---------- Input for this task ----------

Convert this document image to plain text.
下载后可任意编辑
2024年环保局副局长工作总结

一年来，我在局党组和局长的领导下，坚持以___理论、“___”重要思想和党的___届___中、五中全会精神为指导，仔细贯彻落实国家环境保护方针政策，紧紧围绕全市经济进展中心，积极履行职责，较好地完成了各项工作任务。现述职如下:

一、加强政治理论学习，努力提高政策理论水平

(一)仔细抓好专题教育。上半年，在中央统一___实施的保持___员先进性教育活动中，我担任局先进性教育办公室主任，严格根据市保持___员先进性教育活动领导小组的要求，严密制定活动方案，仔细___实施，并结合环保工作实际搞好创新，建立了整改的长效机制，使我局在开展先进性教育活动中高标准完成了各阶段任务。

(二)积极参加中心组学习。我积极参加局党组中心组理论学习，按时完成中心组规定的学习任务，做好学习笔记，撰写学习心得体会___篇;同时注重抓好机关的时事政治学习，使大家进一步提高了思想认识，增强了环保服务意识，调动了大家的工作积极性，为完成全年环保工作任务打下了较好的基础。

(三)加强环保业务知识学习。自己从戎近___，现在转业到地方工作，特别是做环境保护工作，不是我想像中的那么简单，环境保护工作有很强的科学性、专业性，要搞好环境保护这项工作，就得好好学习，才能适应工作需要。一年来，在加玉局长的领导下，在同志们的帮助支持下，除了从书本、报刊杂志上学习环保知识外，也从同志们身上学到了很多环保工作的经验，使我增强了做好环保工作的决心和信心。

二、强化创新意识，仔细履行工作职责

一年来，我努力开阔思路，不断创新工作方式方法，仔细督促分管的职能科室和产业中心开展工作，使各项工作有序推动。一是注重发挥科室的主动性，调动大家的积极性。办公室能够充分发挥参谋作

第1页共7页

----------

» Brief
Write out the material exactly as given.

» Solution to this task
Convert this document image to plain text.
下载后可任意编辑
2024年环保局副局长工作总结

一年来，我在局党组和局长的领导下，坚持以___理论、“___”重要思想和党的___届___中、五中全会精神为指导，仔细贯彻落实国家环境保护方针政策，紧紧围绕全市经济进展中心，积极履行职责，较好地完成了各项工作任务。现述职如下:

一、加强政治理论学习，努力提高政策理论水平

(一)仔细抓好专题教育。上半年，在中央统一___实施的保持___员先进性教育活动中，我担任局先进性教育办公室主任，严格根据市保持___员先进性教育活动领导小组的要求，严密制定活动方案，仔细___实施，并结合环保工作实际搞好创新，建立了整改的长效机制，使我局在开展先进性教育活动中高标准完成了各阶段任务。

(二)积极参加中心组学习。我积极参加局党组中心组理论学习，按时完成中心组规定的学习任务，做好学习笔记，撰写学习心得体会___篇;同时注重抓好机关的时事政治学习，使大家进一步提高了思想认识，增强了环保服务意识，调动了大家的工作积极性，为完成全年环保工作任务打下了较好的基础。

(三)加强环保业务知识学习。自己从戎近___，现在转业到地方工作，特别是做环境保护工作，不是我想像中的那么简单，环境保护工作有很强的科学性、专业性，要搞好环境保护这项工作，就得好好学习，才能适应工作需要。一年来，在加玉局长的领导下，在同志们的帮助支持下，除了从书本、报刊杂志上学习环保知识外，也从同志们身上学到了很多环保工作的经验，使我增强了做好环保工作的决心和信心。

二、强化创新意识，仔细履行工作职责

一年来，我努力开阔思路，不断创新工作方式方法，仔细督促分管的职能科室和产业中心开展工作，使各项工作有序推动。一是注重发挥科室的主动性，调动大家的积极性。办公室能够充分发挥参谋作

第1页共7页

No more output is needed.